:: PAGE EXTRACT

Registering an account would shoo me away too, but with PayPal and a study that showed this'll scare 75% of potential customers away, that mostly seems to be a thing of the past. Subscription lists in the EU have been greatly reduced by GDPR. Some still offend this, granted, but they are occuring less and less.

> "Will the checkout form work? Will it be secure? Will it be a single page, or will there be separate pages of shipping info, billing info, payment method, confirmation of sale, and receipt?"

The bureaucratic things you mention are governed by law here in Germany, so I needn't bother with that, for their (prolonged) existence presumes compliance. The technical security details are legit concerns in my opinion, too. OTOH, sticking to one merchant brings with it the risks of mono-cultures.

> "Will any of those pages be broken, forcing me to start over?"

Come on.

> "When will it show up? I'm not even so impatient that I need the "two day thing" (I usually pick a later date for a $1 Amazon digital credit anyway), but, when? There are nearly never estimates, and about half the remaining MIGHT send a tracking number later."

I usually can plan such purchases in advance, that a delay of even a week doesn't bother me. Parcel delivery services in Germany rarely require more than 5 working days for national shipments.

> "Other things crop up, but basically there's countless little things that can go wrong and you if you pick Amazon they _all_ go away. "

For this, I appear to have eBay. I feel they grant more autonomy to the merchant, which I believe to be actually better for the customer in the long-run. Amazon feels closer to the customer, but such a customer strategy runs the risk of a bait-and-switch to the disadvantage of the customer, once their monopoly solidifies.

1 comments

"Come on" what? It happens all the time.

You just countered my list with a list of "this usually doesn't happen" responses. But sometimes they do, and it adds up. And don't get me started on eBay, where about 15% of stuff I've bought has gotten lost somewhere in the void.

::::

◆ WHAT YOU HAVE TO DO ◆
Extend the forum exchange about buying from Amazon versus other online shops, picking up after its final sentence.

:: DATA LINES

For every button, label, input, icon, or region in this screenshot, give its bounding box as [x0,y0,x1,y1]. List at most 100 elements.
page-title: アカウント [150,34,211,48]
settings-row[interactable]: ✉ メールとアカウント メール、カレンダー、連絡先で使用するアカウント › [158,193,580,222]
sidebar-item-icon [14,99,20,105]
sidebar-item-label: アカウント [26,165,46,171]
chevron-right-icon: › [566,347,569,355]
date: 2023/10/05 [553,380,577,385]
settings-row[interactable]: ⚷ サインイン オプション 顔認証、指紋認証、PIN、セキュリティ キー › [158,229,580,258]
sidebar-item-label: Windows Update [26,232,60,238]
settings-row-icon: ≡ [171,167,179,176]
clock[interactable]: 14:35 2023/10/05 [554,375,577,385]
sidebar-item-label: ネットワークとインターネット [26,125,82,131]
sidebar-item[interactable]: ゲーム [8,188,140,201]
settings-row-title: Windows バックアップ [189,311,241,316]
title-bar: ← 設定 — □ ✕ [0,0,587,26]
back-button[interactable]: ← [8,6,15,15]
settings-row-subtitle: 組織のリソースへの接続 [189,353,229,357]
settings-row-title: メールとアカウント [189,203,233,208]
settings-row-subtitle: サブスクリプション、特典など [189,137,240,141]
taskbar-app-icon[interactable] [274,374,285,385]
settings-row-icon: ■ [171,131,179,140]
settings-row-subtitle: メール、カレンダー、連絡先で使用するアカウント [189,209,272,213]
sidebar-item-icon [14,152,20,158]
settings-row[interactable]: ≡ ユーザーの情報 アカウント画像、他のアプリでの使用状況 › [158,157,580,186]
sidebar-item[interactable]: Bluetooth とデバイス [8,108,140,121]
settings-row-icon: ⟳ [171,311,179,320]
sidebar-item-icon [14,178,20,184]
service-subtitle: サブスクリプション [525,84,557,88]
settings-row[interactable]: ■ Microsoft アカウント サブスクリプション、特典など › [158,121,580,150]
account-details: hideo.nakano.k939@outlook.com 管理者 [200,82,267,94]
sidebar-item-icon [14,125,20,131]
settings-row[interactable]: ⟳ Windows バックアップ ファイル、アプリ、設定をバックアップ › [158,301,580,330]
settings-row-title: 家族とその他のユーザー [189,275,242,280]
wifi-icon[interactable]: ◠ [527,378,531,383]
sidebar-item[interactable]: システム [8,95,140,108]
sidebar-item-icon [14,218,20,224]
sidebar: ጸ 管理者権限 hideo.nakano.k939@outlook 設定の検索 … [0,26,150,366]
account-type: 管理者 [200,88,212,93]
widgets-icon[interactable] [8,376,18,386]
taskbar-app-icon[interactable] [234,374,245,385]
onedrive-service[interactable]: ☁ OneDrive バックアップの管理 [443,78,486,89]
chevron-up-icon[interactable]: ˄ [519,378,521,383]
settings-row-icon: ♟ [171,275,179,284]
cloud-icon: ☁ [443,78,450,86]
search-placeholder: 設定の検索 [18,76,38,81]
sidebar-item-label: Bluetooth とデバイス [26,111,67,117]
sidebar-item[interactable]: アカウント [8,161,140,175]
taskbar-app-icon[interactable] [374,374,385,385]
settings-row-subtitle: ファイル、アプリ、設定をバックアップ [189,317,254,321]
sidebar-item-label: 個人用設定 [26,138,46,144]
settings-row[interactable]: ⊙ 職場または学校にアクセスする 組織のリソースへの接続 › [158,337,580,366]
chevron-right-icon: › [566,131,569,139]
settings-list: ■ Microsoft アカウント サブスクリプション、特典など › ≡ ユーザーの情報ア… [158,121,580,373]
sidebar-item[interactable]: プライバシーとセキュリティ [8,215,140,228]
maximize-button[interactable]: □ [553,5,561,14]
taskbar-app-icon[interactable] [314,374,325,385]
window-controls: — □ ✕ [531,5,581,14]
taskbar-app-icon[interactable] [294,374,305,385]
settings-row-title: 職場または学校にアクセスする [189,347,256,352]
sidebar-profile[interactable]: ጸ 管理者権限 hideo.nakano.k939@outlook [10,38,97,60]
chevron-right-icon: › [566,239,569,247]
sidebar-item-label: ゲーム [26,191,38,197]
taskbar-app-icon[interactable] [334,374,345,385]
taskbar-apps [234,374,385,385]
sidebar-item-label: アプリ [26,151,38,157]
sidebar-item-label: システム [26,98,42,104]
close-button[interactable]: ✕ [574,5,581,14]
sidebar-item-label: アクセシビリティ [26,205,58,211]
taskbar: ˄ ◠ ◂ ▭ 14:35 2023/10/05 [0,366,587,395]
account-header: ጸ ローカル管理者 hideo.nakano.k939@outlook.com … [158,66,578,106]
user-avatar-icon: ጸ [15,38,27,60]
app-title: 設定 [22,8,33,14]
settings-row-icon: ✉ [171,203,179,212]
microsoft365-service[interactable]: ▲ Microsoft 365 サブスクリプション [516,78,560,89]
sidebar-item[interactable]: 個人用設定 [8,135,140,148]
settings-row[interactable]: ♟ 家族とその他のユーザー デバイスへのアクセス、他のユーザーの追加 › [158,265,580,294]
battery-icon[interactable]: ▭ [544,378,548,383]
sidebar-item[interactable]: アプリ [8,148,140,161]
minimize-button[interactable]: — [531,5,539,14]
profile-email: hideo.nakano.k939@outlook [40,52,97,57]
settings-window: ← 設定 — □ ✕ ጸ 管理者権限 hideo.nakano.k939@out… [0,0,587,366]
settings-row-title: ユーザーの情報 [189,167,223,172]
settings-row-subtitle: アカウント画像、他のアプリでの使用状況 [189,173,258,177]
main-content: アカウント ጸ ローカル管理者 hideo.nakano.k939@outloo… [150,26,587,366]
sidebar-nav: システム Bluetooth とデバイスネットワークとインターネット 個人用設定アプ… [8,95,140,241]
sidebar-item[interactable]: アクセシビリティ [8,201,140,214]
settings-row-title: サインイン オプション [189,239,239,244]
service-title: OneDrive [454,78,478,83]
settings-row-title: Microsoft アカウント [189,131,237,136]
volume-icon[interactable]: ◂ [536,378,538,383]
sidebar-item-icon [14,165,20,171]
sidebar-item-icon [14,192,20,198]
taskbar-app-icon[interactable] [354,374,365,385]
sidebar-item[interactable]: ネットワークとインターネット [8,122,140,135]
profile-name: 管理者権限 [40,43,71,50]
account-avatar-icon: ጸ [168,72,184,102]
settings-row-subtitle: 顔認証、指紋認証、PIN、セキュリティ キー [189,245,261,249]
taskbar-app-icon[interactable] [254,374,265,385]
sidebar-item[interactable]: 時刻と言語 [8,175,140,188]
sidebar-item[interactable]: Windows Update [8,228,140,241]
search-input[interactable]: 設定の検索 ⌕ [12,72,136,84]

::::

◆ WRITTEN ANSWER ◆
When I stopped using Amazon two years ago I started using ebay almost exclusively. I've never received the wrong item or have had things gotten lost. Maybe I'm just lucky.

Even if thats the case, I would rather have an item get lost and wait for it to get reshipped than my experience with Amazon mailing me the wrong product and then waiting to mail it back, get a refund, and then order the right product.

When I'm on a site who's checkout doesn't complete, I spent a minute looking for another seller and buy it from them. I would rather use a minute looking somewhere else then waiting a few days because I have to return the wrong product to Amazon.

"I might be mildly inconvenienced so it's 100% necessary for me to support a company that abuses its workers, sorry guys :/"
Can you help me understand how you know the other companies are better?

There's no denying that Amazon is known for being not great to workers, especially warehouse staff who are hired as contractors. But long before Amazon existed I did temp factory and warehouse work for a couple of summers. I promise you that also varied from miserable to criminal. I have no reason to think a random vendor is better than Amazon here.

Reasonable people could differ, but my current thinking is I'm better off pressuring Amazon, who at least has a brand they care about, than to swap to whatever anonymous company is doing US fulfillment for a random Chinese manufacturer.

The arguments for ways other companies are better work both in and out of favor for them. Conversely, centralizing it (Amazon becomes a monopoly) also works both ways: It's possible worker conditions can be better or worse compared to the average standard, but with greater number of them in a single go.

Thus the counter-argument, for me at least, stands out, which is less volatility from a decentralized market, however, if a centralized market would turn out to have better employee conditions, then this reduced volatility would in turn work against other companies as an argument, and so we're back at square one.

History tells us that monopolies tend to ...treat their employees badly? I don't know and I think it depends on the company and market it serves, but my gut-feeling says yes and so, to me, less volatility sounds like the sanest gut-decision I can make.

It's up to each and everyone for themselves to decide, I guess.

I don't like it. I also don't have time to run all over town (or web) trying to find a highly specific bicycle seat post, or go to every sporting goods store to get the one brand of bouldering chalk I like, or every housewares store shopping for the specific coffee grinder that will fit in my 300sq-foot apartment.

Maybe I should go Thoreau and live in a cabin, but until then I'm very busy. I do a lot of other things to adapt my life to try and improve the general world, but ecommerce habits just isn't making the cut yet.